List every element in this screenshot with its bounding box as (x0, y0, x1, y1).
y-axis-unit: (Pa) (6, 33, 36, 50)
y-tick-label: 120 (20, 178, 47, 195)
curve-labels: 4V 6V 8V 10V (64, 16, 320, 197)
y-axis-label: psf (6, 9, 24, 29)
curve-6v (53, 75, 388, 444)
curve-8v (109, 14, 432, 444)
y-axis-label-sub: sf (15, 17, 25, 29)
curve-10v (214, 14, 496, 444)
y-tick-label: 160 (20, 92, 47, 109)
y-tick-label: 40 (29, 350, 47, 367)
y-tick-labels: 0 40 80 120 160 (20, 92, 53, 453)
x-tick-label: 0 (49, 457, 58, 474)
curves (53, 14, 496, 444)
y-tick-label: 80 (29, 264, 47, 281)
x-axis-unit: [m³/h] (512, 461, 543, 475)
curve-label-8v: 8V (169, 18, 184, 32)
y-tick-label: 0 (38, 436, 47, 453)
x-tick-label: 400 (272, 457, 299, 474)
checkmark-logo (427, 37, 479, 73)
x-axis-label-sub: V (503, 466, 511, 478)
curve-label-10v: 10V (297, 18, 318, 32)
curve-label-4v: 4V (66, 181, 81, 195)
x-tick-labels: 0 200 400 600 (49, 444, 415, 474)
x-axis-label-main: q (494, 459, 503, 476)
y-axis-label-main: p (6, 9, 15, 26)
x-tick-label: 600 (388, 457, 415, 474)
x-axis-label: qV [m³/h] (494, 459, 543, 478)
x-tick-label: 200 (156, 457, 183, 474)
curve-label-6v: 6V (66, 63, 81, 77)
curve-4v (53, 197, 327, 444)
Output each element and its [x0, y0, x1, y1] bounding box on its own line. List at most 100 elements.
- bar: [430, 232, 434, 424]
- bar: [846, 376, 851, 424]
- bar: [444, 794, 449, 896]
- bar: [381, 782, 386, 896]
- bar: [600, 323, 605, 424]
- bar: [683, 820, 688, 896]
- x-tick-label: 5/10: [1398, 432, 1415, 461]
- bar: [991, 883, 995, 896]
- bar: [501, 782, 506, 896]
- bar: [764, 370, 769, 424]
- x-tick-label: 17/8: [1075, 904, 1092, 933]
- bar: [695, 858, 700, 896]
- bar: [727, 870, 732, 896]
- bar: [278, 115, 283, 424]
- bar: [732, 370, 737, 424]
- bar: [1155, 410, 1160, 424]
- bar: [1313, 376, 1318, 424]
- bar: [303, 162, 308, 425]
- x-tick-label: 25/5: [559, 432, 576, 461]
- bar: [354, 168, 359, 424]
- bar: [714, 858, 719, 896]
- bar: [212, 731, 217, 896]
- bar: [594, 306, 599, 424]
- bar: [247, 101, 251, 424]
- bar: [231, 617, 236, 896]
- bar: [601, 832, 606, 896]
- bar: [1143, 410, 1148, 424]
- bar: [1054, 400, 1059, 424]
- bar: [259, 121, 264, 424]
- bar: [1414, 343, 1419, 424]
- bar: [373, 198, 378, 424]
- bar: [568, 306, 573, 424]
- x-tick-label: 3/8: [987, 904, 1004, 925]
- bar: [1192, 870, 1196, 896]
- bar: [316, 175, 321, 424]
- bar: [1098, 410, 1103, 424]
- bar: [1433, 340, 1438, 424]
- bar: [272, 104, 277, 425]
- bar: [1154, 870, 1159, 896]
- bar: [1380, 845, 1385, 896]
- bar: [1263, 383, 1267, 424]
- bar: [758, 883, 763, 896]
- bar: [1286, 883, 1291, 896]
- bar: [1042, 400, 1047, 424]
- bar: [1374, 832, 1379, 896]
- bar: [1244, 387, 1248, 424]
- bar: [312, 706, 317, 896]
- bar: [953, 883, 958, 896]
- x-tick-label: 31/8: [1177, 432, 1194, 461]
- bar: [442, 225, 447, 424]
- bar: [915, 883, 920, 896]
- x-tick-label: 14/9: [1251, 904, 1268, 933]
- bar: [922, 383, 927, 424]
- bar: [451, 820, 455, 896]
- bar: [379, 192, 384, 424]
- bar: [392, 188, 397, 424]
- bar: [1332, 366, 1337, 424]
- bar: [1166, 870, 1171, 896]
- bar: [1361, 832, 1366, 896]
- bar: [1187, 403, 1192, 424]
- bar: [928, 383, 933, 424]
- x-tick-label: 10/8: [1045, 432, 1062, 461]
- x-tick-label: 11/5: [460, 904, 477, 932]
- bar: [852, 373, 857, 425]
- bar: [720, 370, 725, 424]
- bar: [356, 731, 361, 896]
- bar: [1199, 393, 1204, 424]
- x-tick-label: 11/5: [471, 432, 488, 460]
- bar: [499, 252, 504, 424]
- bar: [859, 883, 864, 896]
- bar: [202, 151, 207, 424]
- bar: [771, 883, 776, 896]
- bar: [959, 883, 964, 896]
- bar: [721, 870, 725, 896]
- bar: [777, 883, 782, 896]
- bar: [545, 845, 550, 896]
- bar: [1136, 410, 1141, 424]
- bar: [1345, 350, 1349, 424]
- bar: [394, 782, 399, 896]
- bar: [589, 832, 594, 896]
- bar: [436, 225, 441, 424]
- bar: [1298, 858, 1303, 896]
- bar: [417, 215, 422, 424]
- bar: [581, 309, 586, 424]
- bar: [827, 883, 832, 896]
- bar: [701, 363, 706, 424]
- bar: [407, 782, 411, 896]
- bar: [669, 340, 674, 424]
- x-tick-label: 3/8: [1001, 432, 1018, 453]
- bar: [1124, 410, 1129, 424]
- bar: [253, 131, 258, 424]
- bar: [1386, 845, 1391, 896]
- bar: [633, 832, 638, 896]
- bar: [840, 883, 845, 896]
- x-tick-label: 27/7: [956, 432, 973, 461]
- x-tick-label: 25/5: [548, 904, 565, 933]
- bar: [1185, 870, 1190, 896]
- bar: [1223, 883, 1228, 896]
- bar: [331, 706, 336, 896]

### The problem
Reproduce all of the lines above verbatim and in the same order, changing nothing.

### Answer to this exercise
List every element in this screenshot with its bounding box as (x0, y0, x1, y1).
y-axis-unit: (Pa) (6, 33, 36, 50)
y-tick-label: 120 (20, 178, 47, 195)
curve-labels: 4V 6V 8V 10V (64, 16, 320, 197)
y-axis-label: psf (6, 9, 24, 29)
curve-6v (53, 75, 388, 444)
curve-8v (109, 14, 432, 444)
y-axis-label-sub: sf (15, 17, 25, 29)
curve-10v (214, 14, 496, 444)
y-tick-label: 160 (20, 92, 47, 109)
y-tick-label: 40 (29, 350, 47, 367)
y-tick-labels: 0 40 80 120 160 (20, 92, 53, 453)
x-tick-label: 0 (49, 457, 58, 474)
curves (53, 14, 496, 444)
y-tick-label: 80 (29, 264, 47, 281)
x-axis-unit: [m³/h] (512, 461, 543, 475)
curve-label-8v: 8V (169, 18, 184, 32)
y-tick-label: 0 (38, 436, 47, 453)
x-tick-label: 400 (272, 457, 299, 474)
checkmark-logo (427, 37, 479, 73)
x-axis-label-sub: V (503, 466, 511, 478)
curve-label-10v: 10V (297, 18, 318, 32)
curve-label-4v: 4V (66, 181, 81, 195)
x-tick-labels: 0 200 400 600 (49, 444, 415, 474)
x-axis-label-main: q (494, 459, 503, 476)
y-axis-label-main: p (6, 9, 15, 26)
x-tick-label: 600 (388, 457, 415, 474)
x-axis-label: qV [m³/h] (494, 459, 543, 478)
x-tick-label: 200 (156, 457, 183, 474)
curve-label-6v: 6V (66, 63, 81, 77)
curve-4v (53, 197, 327, 444)
Output each element and its [x0, y0, x1, y1] bounding box on its own line. List at most 100 elements.
- bar: [430, 232, 434, 424]
- bar: [846, 376, 851, 424]
- bar: [444, 794, 449, 896]
- bar: [381, 782, 386, 896]
- bar: [600, 323, 605, 424]
- bar: [683, 820, 688, 896]
- x-tick-label: 5/10: [1398, 432, 1415, 461]
- bar: [991, 883, 995, 896]
- bar: [501, 782, 506, 896]
- bar: [764, 370, 769, 424]
- x-tick-label: 17/8: [1075, 904, 1092, 933]
- bar: [695, 858, 700, 896]
- bar: [727, 870, 732, 896]
- bar: [278, 115, 283, 424]
- bar: [732, 370, 737, 424]
- bar: [1155, 410, 1160, 424]
- bar: [1313, 376, 1318, 424]
- bar: [303, 162, 308, 425]
- x-tick-label: 25/5: [559, 432, 576, 461]
- bar: [354, 168, 359, 424]
- bar: [714, 858, 719, 896]
- bar: [212, 731, 217, 896]
- bar: [594, 306, 599, 424]
- bar: [247, 101, 251, 424]
- bar: [231, 617, 236, 896]
- bar: [601, 832, 606, 896]
- bar: [1143, 410, 1148, 424]
- bar: [1054, 400, 1059, 424]
- bar: [259, 121, 264, 424]
- bar: [1414, 343, 1419, 424]
- bar: [373, 198, 378, 424]
- bar: [568, 306, 573, 424]
- x-tick-label: 3/8: [987, 904, 1004, 925]
- bar: [1192, 870, 1196, 896]
- bar: [316, 175, 321, 424]
- bar: [1098, 410, 1103, 424]
- bar: [1433, 340, 1438, 424]
- bar: [272, 104, 277, 425]
- bar: [1154, 870, 1159, 896]
- bar: [1380, 845, 1385, 896]
- bar: [1263, 383, 1267, 424]
- bar: [758, 883, 763, 896]
- bar: [1286, 883, 1291, 896]
- bar: [1042, 400, 1047, 424]
- bar: [1374, 832, 1379, 896]
- bar: [1244, 387, 1248, 424]
- bar: [312, 706, 317, 896]
- bar: [953, 883, 958, 896]
- x-tick-label: 31/8: [1177, 432, 1194, 461]
- bar: [442, 225, 447, 424]
- bar: [915, 883, 920, 896]
- x-tick-label: 14/9: [1251, 904, 1268, 933]
- bar: [922, 383, 927, 424]
- bar: [451, 820, 455, 896]
- bar: [379, 192, 384, 424]
- bar: [392, 188, 397, 424]
- bar: [1332, 366, 1337, 424]
- bar: [1166, 870, 1171, 896]
- bar: [1361, 832, 1366, 896]
- bar: [1187, 403, 1192, 424]
- bar: [928, 383, 933, 424]
- x-tick-label: 10/8: [1045, 432, 1062, 461]
- x-tick-label: 11/5: [460, 904, 477, 932]
- bar: [852, 373, 857, 425]
- bar: [720, 370, 725, 424]
- bar: [356, 731, 361, 896]
- bar: [1199, 393, 1204, 424]
- x-tick-label: 11/5: [471, 432, 488, 460]
- bar: [499, 252, 504, 424]
- bar: [859, 883, 864, 896]
- bar: [202, 151, 207, 424]
- bar: [771, 883, 776, 896]
- bar: [959, 883, 964, 896]
- bar: [721, 870, 725, 896]
- bar: [777, 883, 782, 896]
- bar: [545, 845, 550, 896]
- bar: [1136, 410, 1141, 424]
- bar: [1345, 350, 1349, 424]
- bar: [394, 782, 399, 896]
- bar: [589, 832, 594, 896]
- bar: [436, 225, 441, 424]
- bar: [1298, 858, 1303, 896]
- bar: [417, 215, 422, 424]
- bar: [581, 309, 586, 424]
- bar: [827, 883, 832, 896]
- bar: [701, 363, 706, 424]
- bar: [407, 782, 411, 896]
- bar: [669, 340, 674, 424]
- x-tick-label: 3/8: [1001, 432, 1018, 453]
- bar: [1124, 410, 1129, 424]
- bar: [253, 131, 258, 424]
- bar: [1386, 845, 1391, 896]
- bar: [633, 832, 638, 896]
- bar: [840, 883, 845, 896]
- x-tick-label: 27/7: [956, 432, 973, 461]
- x-tick-label: 25/5: [548, 904, 565, 933]
- bar: [1185, 870, 1190, 896]
- bar: [1223, 883, 1228, 896]
- bar: [331, 706, 336, 896]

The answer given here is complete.